● **JOB**
Please output the records below in full, exactly as given, but without the images.

● **DATA PROVIDED**
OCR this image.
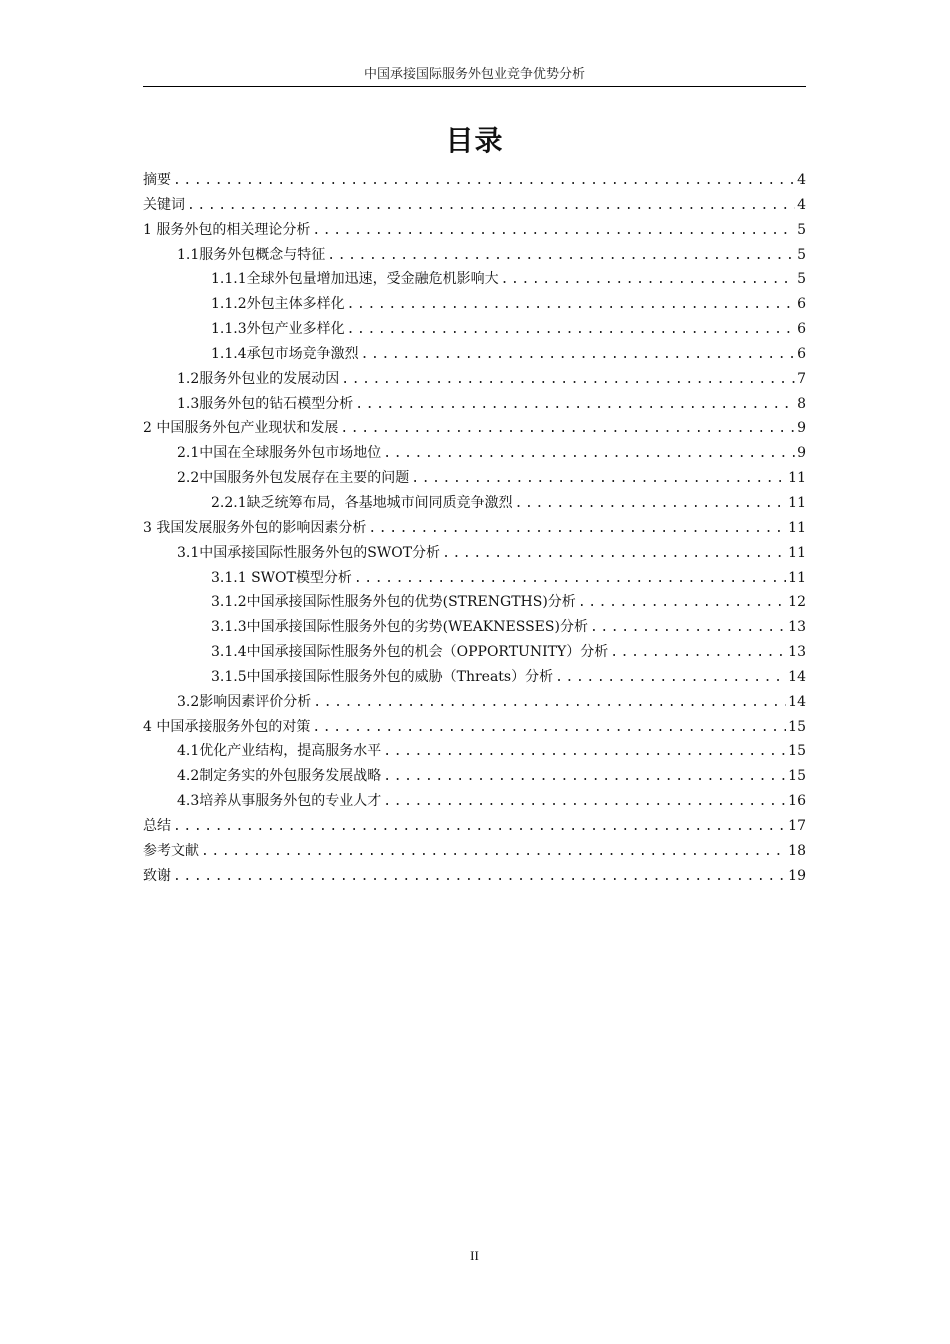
中国承接国际服务外包业竞争优势分析
目录
摘要 .....	4
关键词 .....	4
1 服务外包的相关理论分析 .....	5
1.1服务外包概念与特征 .....	5
1.1.1全球外包量增加迅速，受金融危机影响大 .....	5
1.1.2外包主体多样化 .....	6
1.1.3外包产业多样化 .....	6
1.1.4承包市场竞争激烈 .....	6
1.2服务外包业的发展动因 .....	7
1.3服务外包的钻石模型分析 .....	8
2 中国服务外包产业现状和发展 .....	9
2.1中国在全球服务外包市场地位 .....	9
2.2中国服务外包发展存在主要的问题 .....	11
2.2.1缺乏统筹布局，各基地城市间同质竞争激烈 .....	11
3 我国发展服务外包的影响因素分析 .....	11
3.1中国承接国际性服务外包的SWOT分析 .....	11
3.1.1 SWOT模型分析 .....	11
3.1.2中国承接国际性服务外包的优势(STRENGTHS)分析 .....	12
3.1.3中国承接国际性服务外包的劣势(WEAKNESSES)分析 .....	13
3.1.4中国承接国际性服务外包的机会（OPPORTUNITY）分析 .....	13
3.1.5中国承接国际性服务外包的威胁（Threats）分析 .....	14
3.2影响因素评价分析 .....	14
4 中国承接服务外包的对策 .....	15
4.1优化产业结构，提高服务水平 .....	15
4.2制定务实的外包服务发展战略 .....	15
4.3培养从事服务外包的专业人才 .....	16
总结 .....	17
参考文献 .....	18
致谢 .....	19
II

● **SOLUTION TO THE EXERCISE**
OCR this image.
中国承接国际服务外包业竞争优势分析
目录
摘要 .....	4
关键词 .....	4
1 服务外包的相关理论分析 .....	5
1.1服务外包概念与特征 .....	5
1.1.1全球外包量增加迅速，受金融危机影响大 .....	5
1.1.2外包主体多样化 .....	6
1.1.3外包产业多样化 .....	6
1.1.4承包市场竞争激烈 .....	6
1.2服务外包业的发展动因 .....	7
1.3服务外包的钻石模型分析 .....	8
2 中国服务外包产业现状和发展 .....	9
2.1中国在全球服务外包市场地位 .....	9
2.2中国服务外包发展存在主要的问题 .....	11
2.2.1缺乏统筹布局，各基地城市间同质竞争激烈 .....	11
3 我国发展服务外包的影响因素分析 .....	11
3.1中国承接国际性服务外包的SWOT分析 .....	11
3.1.1 SWOT模型分析 .....	11
3.1.2中国承接国际性服务外包的优势(STRENGTHS)分析 .....	12
3.1.3中国承接国际性服务外包的劣势(WEAKNESSES)分析 .....	13
3.1.4中国承接国际性服务外包的机会（OPPORTUNITY）分析 .....	13
3.1.5中国承接国际性服务外包的威胁（Threats）分析 .....	14
3.2影响因素评价分析 .....	14
4 中国承接服务外包的对策 .....	15
4.1优化产业结构，提高服务水平 .....	15
4.2制定务实的外包服务发展战略 .....	15
4.3培养从事服务外包的专业人才 .....	16
总结 .....	17
参考文献 .....	18
致谢 .....	19
II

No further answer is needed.